EXERCISE DIRECTIONS: Could every line of the data be printed exactly as it reads?

***

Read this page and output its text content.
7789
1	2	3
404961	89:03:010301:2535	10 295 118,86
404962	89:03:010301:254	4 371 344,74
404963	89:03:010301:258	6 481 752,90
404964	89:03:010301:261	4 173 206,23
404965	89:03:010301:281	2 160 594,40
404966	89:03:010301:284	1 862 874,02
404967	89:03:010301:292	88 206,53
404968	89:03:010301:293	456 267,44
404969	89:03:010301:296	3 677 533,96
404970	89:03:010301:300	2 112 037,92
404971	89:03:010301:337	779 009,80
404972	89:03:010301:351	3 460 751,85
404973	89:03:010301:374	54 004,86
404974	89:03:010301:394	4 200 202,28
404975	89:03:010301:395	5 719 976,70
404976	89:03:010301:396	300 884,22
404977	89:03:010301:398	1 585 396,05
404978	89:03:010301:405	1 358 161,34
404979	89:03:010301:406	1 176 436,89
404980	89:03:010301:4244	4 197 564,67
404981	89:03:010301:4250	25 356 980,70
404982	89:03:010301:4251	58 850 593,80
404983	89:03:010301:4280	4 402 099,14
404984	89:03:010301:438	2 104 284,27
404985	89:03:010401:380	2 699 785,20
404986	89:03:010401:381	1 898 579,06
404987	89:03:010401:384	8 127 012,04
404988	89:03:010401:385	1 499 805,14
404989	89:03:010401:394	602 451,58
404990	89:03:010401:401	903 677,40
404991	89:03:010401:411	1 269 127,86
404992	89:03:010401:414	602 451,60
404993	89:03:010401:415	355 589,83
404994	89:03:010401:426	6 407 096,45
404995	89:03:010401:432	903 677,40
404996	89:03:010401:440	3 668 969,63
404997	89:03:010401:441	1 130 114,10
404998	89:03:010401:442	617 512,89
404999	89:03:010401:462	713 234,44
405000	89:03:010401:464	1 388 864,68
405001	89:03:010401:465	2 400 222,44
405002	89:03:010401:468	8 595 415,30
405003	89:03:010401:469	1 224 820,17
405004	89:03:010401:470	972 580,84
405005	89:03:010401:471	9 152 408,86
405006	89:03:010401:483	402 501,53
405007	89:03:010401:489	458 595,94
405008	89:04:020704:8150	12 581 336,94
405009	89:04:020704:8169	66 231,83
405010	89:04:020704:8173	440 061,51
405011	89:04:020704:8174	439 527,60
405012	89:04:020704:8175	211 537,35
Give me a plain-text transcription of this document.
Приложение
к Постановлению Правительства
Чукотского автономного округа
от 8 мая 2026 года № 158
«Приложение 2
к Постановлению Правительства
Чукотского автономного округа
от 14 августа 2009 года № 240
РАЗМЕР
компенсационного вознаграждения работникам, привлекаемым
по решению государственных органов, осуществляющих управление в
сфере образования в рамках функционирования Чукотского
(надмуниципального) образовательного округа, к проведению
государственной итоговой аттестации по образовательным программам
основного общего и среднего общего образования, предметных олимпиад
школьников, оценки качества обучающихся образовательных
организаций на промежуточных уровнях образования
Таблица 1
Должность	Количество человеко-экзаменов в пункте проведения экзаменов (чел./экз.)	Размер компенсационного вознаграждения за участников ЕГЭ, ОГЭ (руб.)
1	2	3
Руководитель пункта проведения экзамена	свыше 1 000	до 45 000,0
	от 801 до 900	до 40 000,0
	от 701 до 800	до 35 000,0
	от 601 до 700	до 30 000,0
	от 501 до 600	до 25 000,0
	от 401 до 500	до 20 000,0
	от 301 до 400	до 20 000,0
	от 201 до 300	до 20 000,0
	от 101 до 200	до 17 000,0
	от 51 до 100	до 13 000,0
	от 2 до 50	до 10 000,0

***

REPLY TO THE TASK:
Read this page and output its text content.
7789
1	2	3
404961	89:03:010301:2535	10 295 118,86
404962	89:03:010301:254	4 371 344,74
404963	89:03:010301:258	6 481 752,90
404964	89:03:010301:261	4 173 206,23
404965	89:03:010301:281	2 160 594,40
404966	89:03:010301:284	1 862 874,02
404967	89:03:010301:292	88 206,53
404968	89:03:010301:293	456 267,44
404969	89:03:010301:296	3 677 533,96
404970	89:03:010301:300	2 112 037,92
404971	89:03:010301:337	779 009,80
404972	89:03:010301:351	3 460 751,85
404973	89:03:010301:374	54 004,86
404974	89:03:010301:394	4 200 202,28
404975	89:03:010301:395	5 719 976,70
404976	89:03:010301:396	300 884,22
404977	89:03:010301:398	1 585 396,05
404978	89:03:010301:405	1 358 161,34
404979	89:03:010301:406	1 176 436,89
404980	89:03:010301:4244	4 197 564,67
404981	89:03:010301:4250	25 356 980,70
404982	89:03:010301:4251	58 850 593,80
404983	89:03:010301:4280	4 402 099,14
404984	89:03:010301:438	2 104 284,27
404985	89:03:010401:380	2 699 785,20
404986	89:03:010401:381	1 898 579,06
404987	89:03:010401:384	8 127 012,04
404988	89:03:010401:385	1 499 805,14
404989	89:03:010401:394	602 451,58
404990	89:03:010401:401	903 677,40
404991	89:03:010401:411	1 269 127,86
404992	89:03:010401:414	602 451,60
404993	89:03:010401:415	355 589,83
404994	89:03:010401:426	6 407 096,45
404995	89:03:010401:432	903 677,40
404996	89:03:010401:440	3 668 969,63
404997	89:03:010401:441	1 130 114,10
404998	89:03:010401:442	617 512,89
404999	89:03:010401:462	713 234,44
405000	89:03:010401:464	1 388 864,68
405001	89:03:010401:465	2 400 222,44
405002	89:03:010401:468	8 595 415,30
405003	89:03:010401:469	1 224 820,17
405004	89:03:010401:470	972 580,84
405005	89:03:010401:471	9 152 408,86
405006	89:03:010401:483	402 501,53
405007	89:03:010401:489	458 595,94
405008	89:04:020704:8150	12 581 336,94
405009	89:04:020704:8169	66 231,83
405010	89:04:020704:8173	440 061,51
405011	89:04:020704:8174	439 527,60
405012	89:04:020704:8175	211 537,35
Give me a plain-text transcription of this document.
Приложение
к Постановлению Правительства
Чукотского автономного округа
от 8 мая 2026 года № 158
«Приложение 2
к Постановлению Правительства
Чукотского автономного округа
от 14 августа 2009 года № 240
РАЗМЕР
компенсационного вознаграждения работникам, привлекаемым
по решению государственных органов, осуществляющих управление в
сфере образования в рамках функционирования Чукотского
(надмуниципального) образовательного округа, к проведению
государственной итоговой аттестации по образовательным программам
основного общего и среднего общего образования, предметных олимпиад
школьников, оценки качества обучающихся образовательных
организаций на промежуточных уровнях образования
Таблица 1
Должность	Количество человеко-экзаменов в пункте проведения экзаменов (чел./экз.)	Размер компенсационного вознаграждения за участников ЕГЭ, ОГЭ (руб.)
1	2	3
Руководитель пункта проведения экзамена	свыше 1 000	до 45 000,0
	от 801 до 900	до 40 000,0
	от 701 до 800	до 35 000,0
	от 601 до 700	до 30 000,0
	от 501 до 600	до 25 000,0
	от 401 до 500	до 20 000,0
	от 301 до 400	до 20 000,0
	от 201 до 300	до 20 000,0
	от 101 до 200	до 17 000,0
	от 51 до 100	до 13 000,0
	от 2 до 50	до 10 000,0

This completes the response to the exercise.